[Entries with figure data]
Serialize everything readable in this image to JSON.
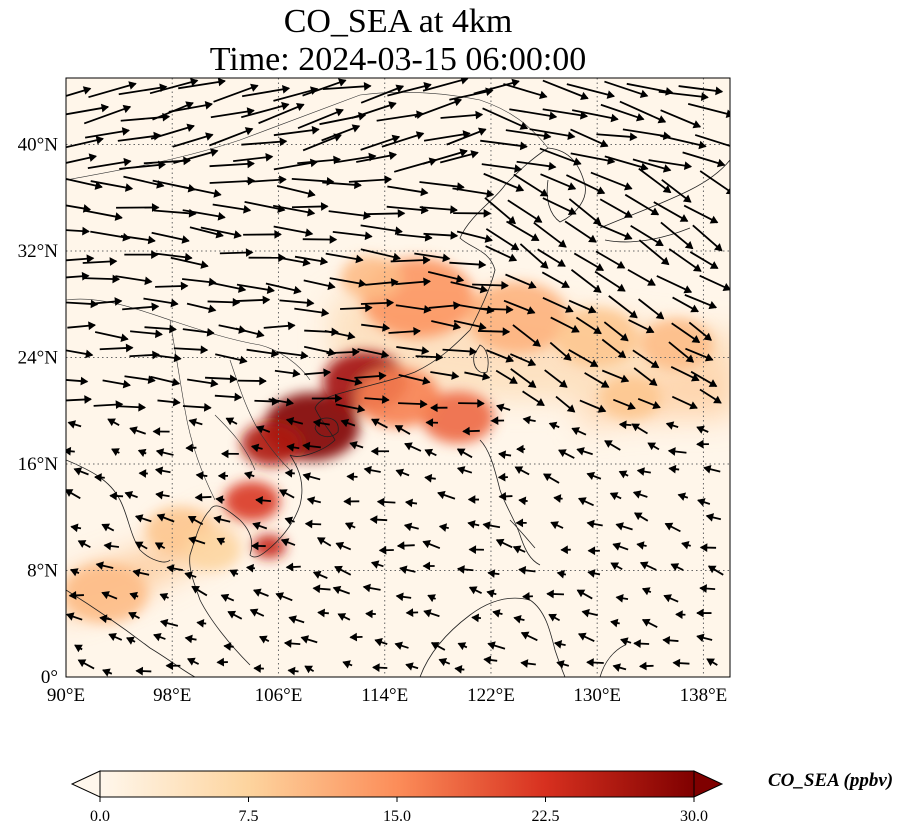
{
  "title": {
    "line1": "CO_SEA at 4km",
    "line2": "Time: 2024-03-15 06:00:00"
  },
  "map": {
    "lon_range": [
      90,
      140
    ],
    "lat_range": [
      0,
      45
    ],
    "lon_ticks": [
      "90°E",
      "98°E",
      "106°E",
      "114°E",
      "122°E",
      "130°E",
      "138°E"
    ],
    "lat_ticks": [
      "0°",
      "8°N",
      "16°N",
      "24°N",
      "32°N",
      "40°N"
    ],
    "lon_tick_values": [
      90,
      98,
      106,
      114,
      122,
      130,
      138
    ],
    "lat_tick_values": [
      0,
      8,
      16,
      24,
      32,
      40
    ],
    "gridlines": "dotted",
    "variable": "CO_SEA",
    "wind_vectors": true
  },
  "colorbar": {
    "label": "CO_SEA (ppbv)",
    "ticks": [
      "0.0",
      "7.5",
      "15.0",
      "22.5",
      "30.0"
    ],
    "tick_values": [
      0,
      7.5,
      15,
      22.5,
      30
    ],
    "range": [
      0,
      30
    ],
    "extend": "both",
    "colormap": [
      "#fff7ec",
      "#fdd49e",
      "#fc8d59",
      "#d7301f",
      "#7f0000"
    ]
  },
  "plumes": [
    {
      "lon": 108.5,
      "lat": 18.8,
      "value": 30
    },
    {
      "lon": 112.5,
      "lat": 22.2,
      "value": 27
    },
    {
      "lon": 105.5,
      "lat": 17.5,
      "value": 26
    },
    {
      "lon": 104.0,
      "lat": 13.2,
      "value": 22
    },
    {
      "lon": 105.3,
      "lat": 9.8,
      "value": 24
    },
    {
      "lon": 119.5,
      "lat": 19.5,
      "value": 18
    },
    {
      "lon": 115.0,
      "lat": 21.0,
      "value": 16
    },
    {
      "lon": 116.5,
      "lat": 28.5,
      "value": 14
    },
    {
      "lon": 113.0,
      "lat": 30.0,
      "value": 10
    },
    {
      "lon": 124.0,
      "lat": 27.0,
      "value": 11
    },
    {
      "lon": 130.0,
      "lat": 25.5,
      "value": 9
    },
    {
      "lon": 136.0,
      "lat": 25.0,
      "value": 10
    },
    {
      "lon": 132.5,
      "lat": 21.0,
      "value": 9
    },
    {
      "lon": 98.5,
      "lat": 11.0,
      "value": 9
    },
    {
      "lon": 93.0,
      "lat": 6.3,
      "value": 10
    },
    {
      "lon": 101.0,
      "lat": 9.5,
      "value": 7
    }
  ]
}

### TASK TO CARRY OUT
Take the data above and repeat it exactly, leaving each picture out.

### TASK OUTPUT
Serialize everything readable in this image to JSON.
{
  "title": {
    "line1": "CO_SEA at 4km",
    "line2": "Time: 2024-03-15 06:00:00"
  },
  "map": {
    "lon_range": [
      90,
      140
    ],
    "lat_range": [
      0,
      45
    ],
    "lon_ticks": [
      "90°E",
      "98°E",
      "106°E",
      "114°E",
      "122°E",
      "130°E",
      "138°E"
    ],
    "lat_ticks": [
      "0°",
      "8°N",
      "16°N",
      "24°N",
      "32°N",
      "40°N"
    ],
    "lon_tick_values": [
      90,
      98,
      106,
      114,
      122,
      130,
      138
    ],
    "lat_tick_values": [
      0,
      8,
      16,
      24,
      32,
      40
    ],
    "gridlines": "dotted",
    "variable": "CO_SEA",
    "wind_vectors": true
  },
  "colorbar": {
    "label": "CO_SEA (ppbv)",
    "ticks": [
      "0.0",
      "7.5",
      "15.0",
      "22.5",
      "30.0"
    ],
    "tick_values": [
      0,
      7.5,
      15,
      22.5,
      30
    ],
    "range": [
      0,
      30
    ],
    "extend": "both",
    "colormap": [
      "#fff7ec",
      "#fdd49e",
      "#fc8d59",
      "#d7301f",
      "#7f0000"
    ]
  },
  "plumes": [
    {
      "lon": 108.5,
      "lat": 18.8,
      "value": 30
    },
    {
      "lon": 112.5,
      "lat": 22.2,
      "value": 27
    },
    {
      "lon": 105.5,
      "lat": 17.5,
      "value": 26
    },
    {
      "lon": 104.0,
      "lat": 13.2,
      "value": 22
    },
    {
      "lon": 105.3,
      "lat": 9.8,
      "value": 24
    },
    {
      "lon": 119.5,
      "lat": 19.5,
      "value": 18
    },
    {
      "lon": 115.0,
      "lat": 21.0,
      "value": 16
    },
    {
      "lon": 116.5,
      "lat": 28.5,
      "value": 14
    },
    {
      "lon": 113.0,
      "lat": 30.0,
      "value": 10
    },
    {
      "lon": 124.0,
      "lat": 27.0,
      "value": 11
    },
    {
      "lon": 130.0,
      "lat": 25.5,
      "value": 9
    },
    {
      "lon": 136.0,
      "lat": 25.0,
      "value": 10
    },
    {
      "lon": 132.5,
      "lat": 21.0,
      "value": 9
    },
    {
      "lon": 98.5,
      "lat": 11.0,
      "value": 9
    },
    {
      "lon": 93.0,
      "lat": 6.3,
      "value": 10
    },
    {
      "lon": 101.0,
      "lat": 9.5,
      "value": 7
    }
  ]
}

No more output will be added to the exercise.